- THE INPUT -
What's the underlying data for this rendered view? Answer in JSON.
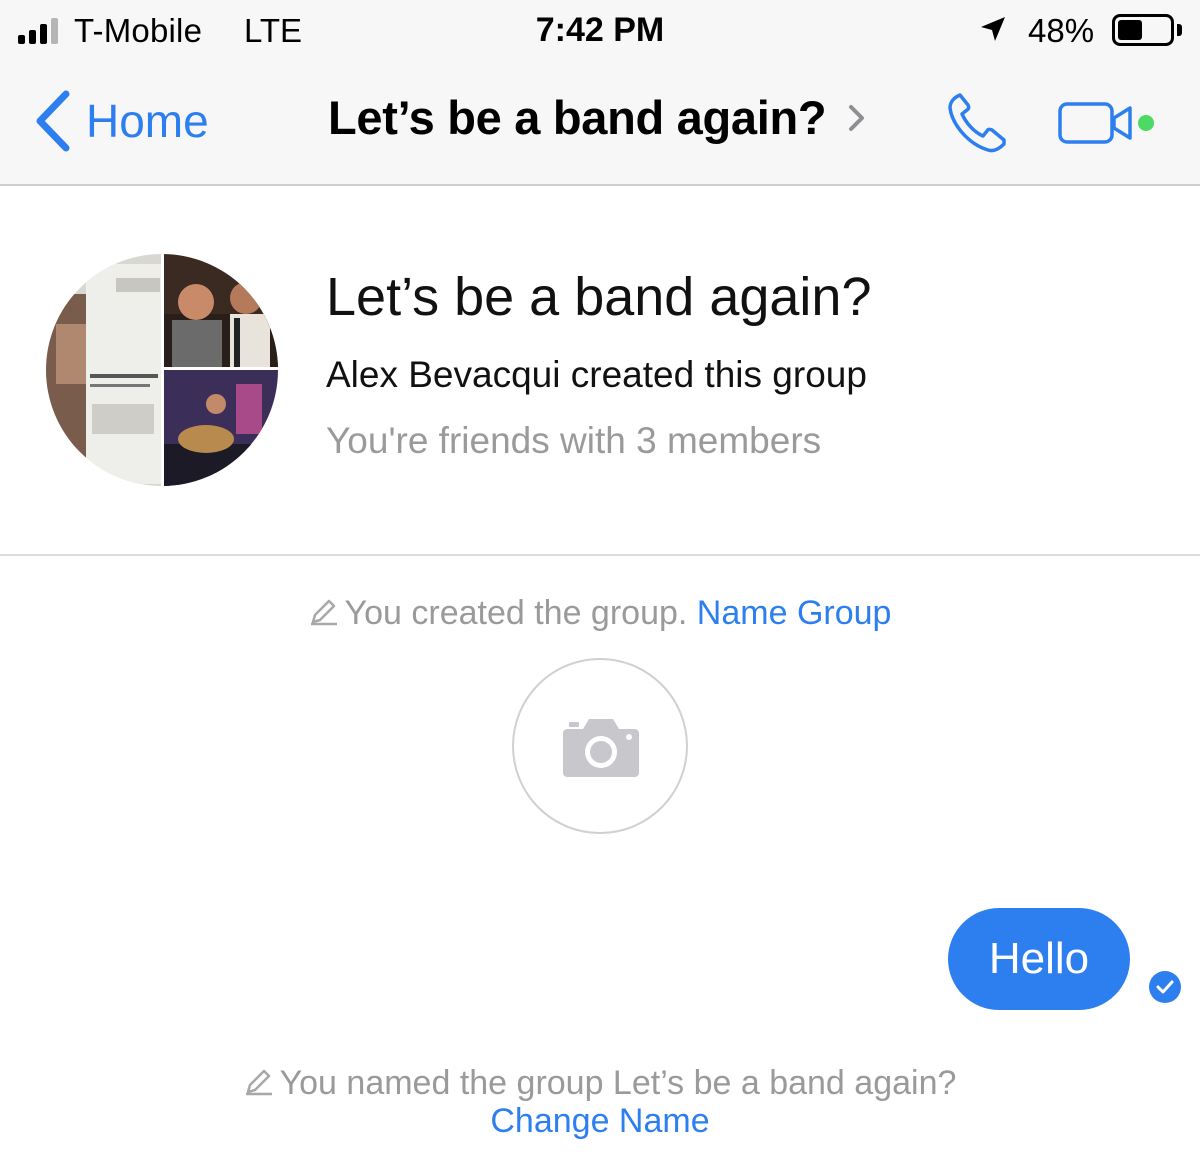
{
  "status_bar": {
    "carrier": "T-Mobile",
    "network": "LTE",
    "time": "7:42 PM",
    "battery_percent": "48%",
    "battery_level": 0.48,
    "signal_bars_active": 3,
    "icons": [
      "signal-icon",
      "location-arrow-icon",
      "battery-icon"
    ]
  },
  "nav": {
    "back_label": "Home",
    "title": "Let’s be a band again?",
    "icons": [
      "chevron-left-icon",
      "chevron-right-icon",
      "phone-icon",
      "video-camera-icon"
    ],
    "accent_color": "#2d7ff0",
    "online_dot_color": "#4cd964"
  },
  "group": {
    "title": "Let’s be a band again?",
    "creator_text": "Alex Bevacqui created this group",
    "friends_text": "You're friends with 3 members",
    "avatar_icon": "group-photo-collage"
  },
  "conversation": {
    "created_text": "You created the group.",
    "name_group_link": "Name Group",
    "camera_icon": "camera-icon",
    "message": {
      "text": "Hello",
      "bubble_color": "#2d7ff0",
      "status_icon": "sent-check-icon"
    },
    "renamed_text": "You named the group Let’s be a band again?",
    "change_name_link": "Change Name"
  }
}
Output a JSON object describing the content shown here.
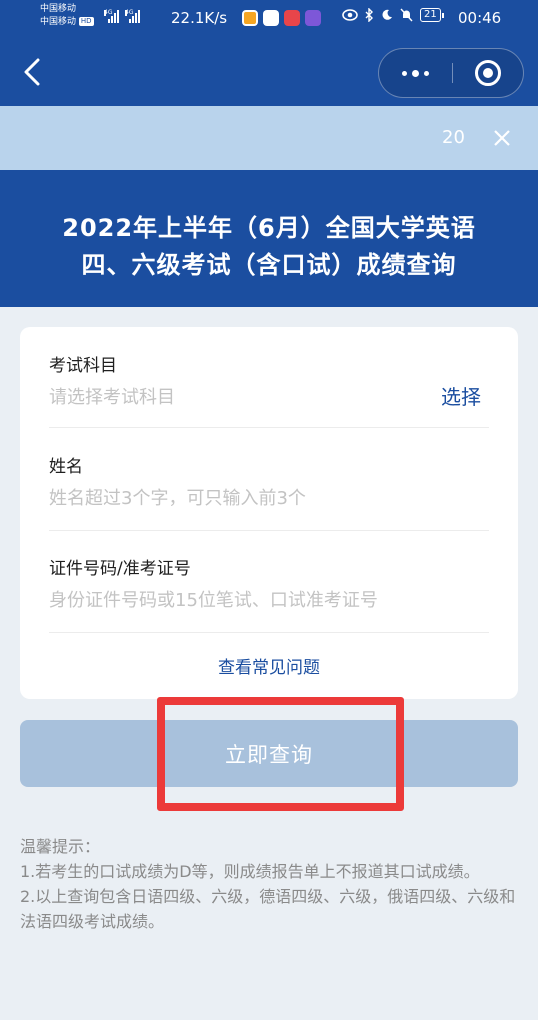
{
  "status_bar": {
    "carrier_1": "中国移动",
    "carrier_2": "中国移动",
    "hd_badge": "HD",
    "network_1": "4G",
    "network_2": "4G",
    "net_speed": "22.1K/s",
    "battery": "21",
    "time": "00:46",
    "app_icons": [
      "weibo-icon",
      "mail-icon",
      "video-app-icon",
      "music-app-icon"
    ],
    "system_icons": [
      "eye-icon",
      "bluetooth-icon",
      "moon-icon",
      "bell-muted-icon"
    ]
  },
  "nav": {
    "back_icon": "chevron-left-icon",
    "more_icon": "more-dots-icon",
    "close_icon": "target-close-icon"
  },
  "notice": {
    "countdown": "20",
    "close_icon": "close-x-icon"
  },
  "hero": {
    "title_line1": "2022年上半年（6月）全国大学英语",
    "title_line2": "四、六级考试（含口试）成绩查询"
  },
  "form": {
    "subject": {
      "label": "考试科目",
      "placeholder": "请选择考试科目",
      "action": "选择"
    },
    "name": {
      "label": "姓名",
      "placeholder": "姓名超过3个字，可只输入前3个"
    },
    "id_number": {
      "label": "证件号码/准考证号",
      "placeholder": "身份证件号码或15位笔试、口试准考证号"
    },
    "faq_link": "查看常见问题"
  },
  "submit_label": "立即查询",
  "tips": {
    "heading": "温馨提示：",
    "item1": "1.若考生的口试成绩为D等，则成绩报告单上不报道其口试成绩。",
    "item2": "2.以上查询包含日语四级、六级，德语四级、六级，俄语四级、六级和法语四级考试成绩。"
  },
  "colors": {
    "brand_blue": "#1b4ea0",
    "notice_bg": "#b9d3ec",
    "button_disabled": "#a8c1dc",
    "highlight_red": "#ec3a39",
    "page_bg": "#eaeff4"
  }
}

- OBJECTIVE -
In the material above, find each line that contains the word "close", and select it.

- COMPLETED EXERCISE -
    "close_icon": "target-close-icon"
    "close_icon": "close-x-icon"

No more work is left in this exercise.